### SUPPLIED RECORDS ###

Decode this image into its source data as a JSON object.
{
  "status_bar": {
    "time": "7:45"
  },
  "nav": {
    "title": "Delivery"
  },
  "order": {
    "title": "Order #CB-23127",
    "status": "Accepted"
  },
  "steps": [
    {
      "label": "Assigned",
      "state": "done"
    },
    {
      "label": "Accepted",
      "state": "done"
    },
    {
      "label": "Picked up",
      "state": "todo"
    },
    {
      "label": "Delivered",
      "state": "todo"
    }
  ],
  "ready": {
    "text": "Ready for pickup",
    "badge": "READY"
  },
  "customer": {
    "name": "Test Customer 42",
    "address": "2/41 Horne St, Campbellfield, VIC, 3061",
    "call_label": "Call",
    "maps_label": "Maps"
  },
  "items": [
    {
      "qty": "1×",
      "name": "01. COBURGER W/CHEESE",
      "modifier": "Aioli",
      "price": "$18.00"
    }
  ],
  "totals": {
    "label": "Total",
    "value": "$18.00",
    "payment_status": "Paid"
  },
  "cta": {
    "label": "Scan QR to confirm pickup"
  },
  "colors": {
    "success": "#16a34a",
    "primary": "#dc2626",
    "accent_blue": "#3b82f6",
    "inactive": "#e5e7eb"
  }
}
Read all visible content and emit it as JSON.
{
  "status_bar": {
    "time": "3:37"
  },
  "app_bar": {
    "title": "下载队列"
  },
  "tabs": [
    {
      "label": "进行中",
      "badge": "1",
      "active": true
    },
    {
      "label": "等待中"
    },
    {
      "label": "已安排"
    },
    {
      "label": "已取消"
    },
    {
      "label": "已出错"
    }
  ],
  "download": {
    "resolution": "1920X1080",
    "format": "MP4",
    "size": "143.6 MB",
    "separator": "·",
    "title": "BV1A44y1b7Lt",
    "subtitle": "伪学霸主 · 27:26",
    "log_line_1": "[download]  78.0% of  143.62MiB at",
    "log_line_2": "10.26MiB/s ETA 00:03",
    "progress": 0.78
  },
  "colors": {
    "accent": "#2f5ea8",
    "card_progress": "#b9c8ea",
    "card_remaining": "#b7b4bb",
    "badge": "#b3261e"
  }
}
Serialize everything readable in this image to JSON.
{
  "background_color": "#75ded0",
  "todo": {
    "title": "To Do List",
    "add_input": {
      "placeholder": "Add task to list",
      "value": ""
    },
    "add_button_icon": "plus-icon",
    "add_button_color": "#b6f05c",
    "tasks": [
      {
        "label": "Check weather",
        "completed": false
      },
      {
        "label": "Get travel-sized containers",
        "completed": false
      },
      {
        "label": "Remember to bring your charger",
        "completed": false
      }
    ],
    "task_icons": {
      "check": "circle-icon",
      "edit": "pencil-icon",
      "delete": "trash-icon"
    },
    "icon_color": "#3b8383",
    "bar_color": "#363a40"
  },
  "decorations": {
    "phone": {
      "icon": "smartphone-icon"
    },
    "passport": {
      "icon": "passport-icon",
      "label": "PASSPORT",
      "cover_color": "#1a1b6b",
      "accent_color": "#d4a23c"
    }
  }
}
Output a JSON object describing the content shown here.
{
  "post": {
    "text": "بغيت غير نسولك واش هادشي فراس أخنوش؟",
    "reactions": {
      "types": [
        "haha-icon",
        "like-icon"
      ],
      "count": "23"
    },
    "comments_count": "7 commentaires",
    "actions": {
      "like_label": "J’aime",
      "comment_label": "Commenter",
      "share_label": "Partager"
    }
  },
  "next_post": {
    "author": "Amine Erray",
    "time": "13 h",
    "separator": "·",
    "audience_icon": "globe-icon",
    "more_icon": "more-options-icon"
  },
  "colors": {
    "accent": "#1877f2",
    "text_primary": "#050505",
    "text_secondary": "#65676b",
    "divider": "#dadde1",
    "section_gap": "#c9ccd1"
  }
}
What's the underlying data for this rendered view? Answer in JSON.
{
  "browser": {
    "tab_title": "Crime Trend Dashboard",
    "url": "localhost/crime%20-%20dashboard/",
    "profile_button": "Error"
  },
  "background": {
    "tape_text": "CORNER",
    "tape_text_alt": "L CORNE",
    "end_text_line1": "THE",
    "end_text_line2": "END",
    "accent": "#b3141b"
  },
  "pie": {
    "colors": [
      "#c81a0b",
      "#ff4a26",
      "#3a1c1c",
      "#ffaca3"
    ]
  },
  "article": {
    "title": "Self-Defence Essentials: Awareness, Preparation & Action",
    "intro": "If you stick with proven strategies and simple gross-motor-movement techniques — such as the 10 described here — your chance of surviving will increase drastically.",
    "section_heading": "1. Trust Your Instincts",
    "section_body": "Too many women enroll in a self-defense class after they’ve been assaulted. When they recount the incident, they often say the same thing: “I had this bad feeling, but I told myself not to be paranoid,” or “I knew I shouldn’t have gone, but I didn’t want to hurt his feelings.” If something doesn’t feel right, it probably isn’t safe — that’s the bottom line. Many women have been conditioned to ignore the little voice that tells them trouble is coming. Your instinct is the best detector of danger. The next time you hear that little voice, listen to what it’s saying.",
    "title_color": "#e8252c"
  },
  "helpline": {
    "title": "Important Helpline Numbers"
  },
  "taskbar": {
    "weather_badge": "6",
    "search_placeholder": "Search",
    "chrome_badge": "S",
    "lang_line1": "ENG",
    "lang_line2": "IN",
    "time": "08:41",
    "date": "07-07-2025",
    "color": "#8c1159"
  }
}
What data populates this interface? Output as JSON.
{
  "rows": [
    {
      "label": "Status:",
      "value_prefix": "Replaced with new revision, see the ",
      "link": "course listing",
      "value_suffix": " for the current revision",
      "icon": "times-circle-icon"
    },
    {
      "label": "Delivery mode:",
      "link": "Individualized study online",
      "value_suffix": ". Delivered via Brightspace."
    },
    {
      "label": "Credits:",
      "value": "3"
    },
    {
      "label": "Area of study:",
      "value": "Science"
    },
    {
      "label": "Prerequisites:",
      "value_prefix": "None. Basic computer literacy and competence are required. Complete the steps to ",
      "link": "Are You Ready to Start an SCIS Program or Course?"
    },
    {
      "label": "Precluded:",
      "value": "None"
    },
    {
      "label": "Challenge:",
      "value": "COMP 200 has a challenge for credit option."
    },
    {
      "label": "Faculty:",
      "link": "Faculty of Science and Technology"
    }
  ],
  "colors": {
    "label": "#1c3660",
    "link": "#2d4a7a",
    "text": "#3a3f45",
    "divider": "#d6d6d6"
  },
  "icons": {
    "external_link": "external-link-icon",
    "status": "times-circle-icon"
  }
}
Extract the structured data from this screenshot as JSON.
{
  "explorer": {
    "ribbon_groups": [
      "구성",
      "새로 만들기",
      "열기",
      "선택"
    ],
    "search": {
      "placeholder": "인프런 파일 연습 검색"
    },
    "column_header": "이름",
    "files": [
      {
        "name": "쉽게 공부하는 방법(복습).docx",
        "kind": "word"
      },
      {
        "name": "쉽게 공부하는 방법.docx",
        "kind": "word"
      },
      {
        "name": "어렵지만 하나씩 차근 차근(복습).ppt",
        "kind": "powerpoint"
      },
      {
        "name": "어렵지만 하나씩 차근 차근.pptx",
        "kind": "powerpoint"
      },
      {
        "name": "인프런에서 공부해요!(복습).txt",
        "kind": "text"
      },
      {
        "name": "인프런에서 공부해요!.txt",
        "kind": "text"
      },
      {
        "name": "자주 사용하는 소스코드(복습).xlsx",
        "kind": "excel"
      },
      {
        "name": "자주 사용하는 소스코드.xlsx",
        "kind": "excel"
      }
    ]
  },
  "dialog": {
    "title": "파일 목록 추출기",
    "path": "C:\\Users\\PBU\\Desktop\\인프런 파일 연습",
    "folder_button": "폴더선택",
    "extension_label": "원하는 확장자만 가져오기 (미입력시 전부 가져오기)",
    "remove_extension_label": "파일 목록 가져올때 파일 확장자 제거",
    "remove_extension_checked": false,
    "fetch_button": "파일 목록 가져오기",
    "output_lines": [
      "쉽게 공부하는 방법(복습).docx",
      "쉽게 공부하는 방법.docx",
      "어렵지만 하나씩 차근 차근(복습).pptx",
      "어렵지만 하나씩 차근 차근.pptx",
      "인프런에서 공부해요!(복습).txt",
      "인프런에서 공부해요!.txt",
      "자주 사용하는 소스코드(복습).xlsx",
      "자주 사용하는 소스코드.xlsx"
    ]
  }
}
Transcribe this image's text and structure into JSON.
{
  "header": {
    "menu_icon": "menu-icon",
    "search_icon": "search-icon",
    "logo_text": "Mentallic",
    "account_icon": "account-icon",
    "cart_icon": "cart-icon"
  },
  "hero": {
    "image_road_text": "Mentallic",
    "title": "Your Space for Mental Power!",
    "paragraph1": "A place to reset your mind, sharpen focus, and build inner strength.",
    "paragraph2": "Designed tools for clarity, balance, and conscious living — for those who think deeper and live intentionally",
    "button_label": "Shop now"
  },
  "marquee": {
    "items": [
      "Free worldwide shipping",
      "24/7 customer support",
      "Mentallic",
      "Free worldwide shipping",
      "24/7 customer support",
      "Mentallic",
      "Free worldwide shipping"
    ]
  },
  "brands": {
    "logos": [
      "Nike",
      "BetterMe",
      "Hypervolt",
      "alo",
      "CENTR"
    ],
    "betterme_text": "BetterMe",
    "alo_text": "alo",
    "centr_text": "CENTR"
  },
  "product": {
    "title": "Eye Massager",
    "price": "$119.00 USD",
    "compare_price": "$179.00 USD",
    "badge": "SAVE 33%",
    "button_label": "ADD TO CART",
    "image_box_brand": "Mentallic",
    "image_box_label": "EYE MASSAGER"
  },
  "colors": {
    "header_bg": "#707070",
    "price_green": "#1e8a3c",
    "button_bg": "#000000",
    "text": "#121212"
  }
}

###

Find every line in the entries that includes the word "Science", then state how many there are and nothing else.

EXERCISE RESPONSE - 2